▸ **RECORD EXTRACTS**
--- START ---

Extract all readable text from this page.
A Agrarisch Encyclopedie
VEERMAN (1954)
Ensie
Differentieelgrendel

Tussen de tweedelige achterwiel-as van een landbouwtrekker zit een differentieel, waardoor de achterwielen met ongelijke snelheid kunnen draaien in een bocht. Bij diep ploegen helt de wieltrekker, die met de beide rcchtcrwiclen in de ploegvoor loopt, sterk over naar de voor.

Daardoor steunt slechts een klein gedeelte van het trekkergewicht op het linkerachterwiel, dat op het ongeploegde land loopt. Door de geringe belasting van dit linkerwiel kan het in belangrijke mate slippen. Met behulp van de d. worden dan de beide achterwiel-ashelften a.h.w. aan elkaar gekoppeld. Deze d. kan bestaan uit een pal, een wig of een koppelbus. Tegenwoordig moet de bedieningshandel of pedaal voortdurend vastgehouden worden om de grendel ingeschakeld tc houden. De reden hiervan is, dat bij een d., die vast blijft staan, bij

--- END ---
--- START ---

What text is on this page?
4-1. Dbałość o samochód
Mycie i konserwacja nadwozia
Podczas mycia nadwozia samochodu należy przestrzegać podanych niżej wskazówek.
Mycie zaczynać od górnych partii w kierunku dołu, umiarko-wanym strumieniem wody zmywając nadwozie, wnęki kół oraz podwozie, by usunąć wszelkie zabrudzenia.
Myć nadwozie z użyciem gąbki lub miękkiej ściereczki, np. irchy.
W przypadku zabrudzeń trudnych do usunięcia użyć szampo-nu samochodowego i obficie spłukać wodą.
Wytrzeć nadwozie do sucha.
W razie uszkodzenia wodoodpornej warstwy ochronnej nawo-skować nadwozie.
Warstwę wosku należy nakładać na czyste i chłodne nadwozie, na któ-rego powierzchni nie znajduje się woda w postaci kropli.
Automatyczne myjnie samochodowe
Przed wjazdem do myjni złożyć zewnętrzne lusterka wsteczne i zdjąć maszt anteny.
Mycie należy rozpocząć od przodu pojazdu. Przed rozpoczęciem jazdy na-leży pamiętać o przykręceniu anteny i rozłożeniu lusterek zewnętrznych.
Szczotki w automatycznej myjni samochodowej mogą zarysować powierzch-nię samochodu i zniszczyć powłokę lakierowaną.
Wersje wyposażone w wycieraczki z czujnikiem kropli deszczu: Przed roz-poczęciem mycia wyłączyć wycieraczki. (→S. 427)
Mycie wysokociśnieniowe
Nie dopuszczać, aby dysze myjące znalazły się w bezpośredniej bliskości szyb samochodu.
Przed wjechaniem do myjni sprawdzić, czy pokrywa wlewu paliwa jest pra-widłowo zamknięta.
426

--- END ---

Whichever lines contain the string "należy", select and copy them.

Podczas mycia nadwozia samochodu należy przestrzegać podanych niżej wskazówek.
Warstwę wosku należy nakładać na czyste i chłodne nadwozie, na któ-rego powierzchni nie znajduje się woda w postaci kropli.
Mycie należy rozpocząć od przodu pojazdu. Przed rozpoczęciem jazdy na-leży pamiętać o przykręceniu anteny i rozłożeniu lusterek zewnętrznych.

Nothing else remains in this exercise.